> [DATA SHOWN]
-=-=-=-=-

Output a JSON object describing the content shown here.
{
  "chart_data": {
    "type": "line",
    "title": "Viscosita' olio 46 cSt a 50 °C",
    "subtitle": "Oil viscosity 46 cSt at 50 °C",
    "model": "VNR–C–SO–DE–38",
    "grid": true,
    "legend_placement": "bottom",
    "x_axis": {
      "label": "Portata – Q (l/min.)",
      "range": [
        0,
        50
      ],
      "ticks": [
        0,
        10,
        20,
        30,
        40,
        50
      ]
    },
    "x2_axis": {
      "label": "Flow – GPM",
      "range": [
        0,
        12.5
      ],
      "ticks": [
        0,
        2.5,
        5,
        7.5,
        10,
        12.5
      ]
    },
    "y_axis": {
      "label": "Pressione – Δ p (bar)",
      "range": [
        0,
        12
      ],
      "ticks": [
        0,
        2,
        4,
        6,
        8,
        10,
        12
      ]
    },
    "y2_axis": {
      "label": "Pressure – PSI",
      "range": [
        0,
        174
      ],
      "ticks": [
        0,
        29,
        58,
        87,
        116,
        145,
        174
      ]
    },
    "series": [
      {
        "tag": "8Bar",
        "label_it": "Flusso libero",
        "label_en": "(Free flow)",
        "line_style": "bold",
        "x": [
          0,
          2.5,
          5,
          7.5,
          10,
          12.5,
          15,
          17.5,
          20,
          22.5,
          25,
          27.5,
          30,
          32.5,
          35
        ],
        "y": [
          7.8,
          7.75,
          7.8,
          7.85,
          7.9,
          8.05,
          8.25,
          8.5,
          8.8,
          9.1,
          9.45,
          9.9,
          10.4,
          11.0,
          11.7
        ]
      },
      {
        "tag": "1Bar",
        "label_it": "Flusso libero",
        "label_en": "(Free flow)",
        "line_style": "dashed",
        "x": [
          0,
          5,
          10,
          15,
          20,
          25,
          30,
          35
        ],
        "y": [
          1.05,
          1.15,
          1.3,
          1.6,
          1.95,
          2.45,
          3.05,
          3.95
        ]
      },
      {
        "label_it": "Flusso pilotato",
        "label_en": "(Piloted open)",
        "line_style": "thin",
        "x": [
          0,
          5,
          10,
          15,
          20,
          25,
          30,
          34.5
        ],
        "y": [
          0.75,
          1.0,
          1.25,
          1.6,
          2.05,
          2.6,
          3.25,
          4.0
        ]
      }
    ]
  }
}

-=-=-=-=-

> [WHAT THE TASK REQUIRES]
Make an exact copy of every line in the data.

> [SOLUTION FOR THIS PROBLEM]
Output a JSON object describing the content shown here.
{
  "chart_data": {
    "type": "line",
    "title": "Viscosita' olio 46 cSt a 50 °C",
    "subtitle": "Oil viscosity 46 cSt at 50 °C",
    "model": "VNR–C–SO–DE–38",
    "grid": true,
    "legend_placement": "bottom",
    "x_axis": {
      "label": "Portata – Q (l/min.)",
      "range": [
        0,
        50
      ],
      "ticks": [
        0,
        10,
        20,
        30,
        40,
        50
      ]
    },
    "x2_axis": {
      "label": "Flow – GPM",
      "range": [
        0,
        12.5
      ],
      "ticks": [
        0,
        2.5,
        5,
        7.5,
        10,
        12.5
      ]
    },
    "y_axis": {
      "label": "Pressione – Δ p (bar)",
      "range": [
        0,
        12
      ],
      "ticks": [
        0,
        2,
        4,
        6,
        8,
        10,
        12
      ]
    },
    "y2_axis": {
      "label": "Pressure – PSI",
      "range": [
        0,
        174
      ],
      "ticks": [
        0,
        29,
        58,
        87,
        116,
        145,
        174
      ]
    },
    "series": [
      {
        "tag": "8Bar",
        "label_it": "Flusso libero",
        "label_en": "(Free flow)",
        "line_style": "bold",
        "x": [
          0,
          2.5,
          5,
          7.5,
          10,
          12.5,
          15,
          17.5,
          20,
          22.5,
          25,
          27.5,
          30,
          32.5,
          35
        ],
        "y": [
          7.8,
          7.75,
          7.8,
          7.85,
          7.9,
          8.05,
          8.25,
          8.5,
          8.8,
          9.1,
          9.45,
          9.9,
          10.4,
          11.0,
          11.7
        ]
      },
      {
        "tag": "1Bar",
        "label_it": "Flusso libero",
        "label_en": "(Free flow)",
        "line_style": "dashed",
        "x": [
          0,
          5,
          10,
          15,
          20,
          25,
          30,
          35
        ],
        "y": [
          1.05,
          1.15,
          1.3,
          1.6,
          1.95,
          2.45,
          3.05,
          3.95
        ]
      },
      {
        "label_it": "Flusso pilotato",
        "label_en": "(Piloted open)",
        "line_style": "thin",
        "x": [
          0,
          5,
          10,
          15,
          20,
          25,
          30,
          34.5
        ],
        "y": [
          0.75,
          1.0,
          1.25,
          1.6,
          2.05,
          2.6,
          3.25,
          4.0
        ]
      }
    ]
  }
}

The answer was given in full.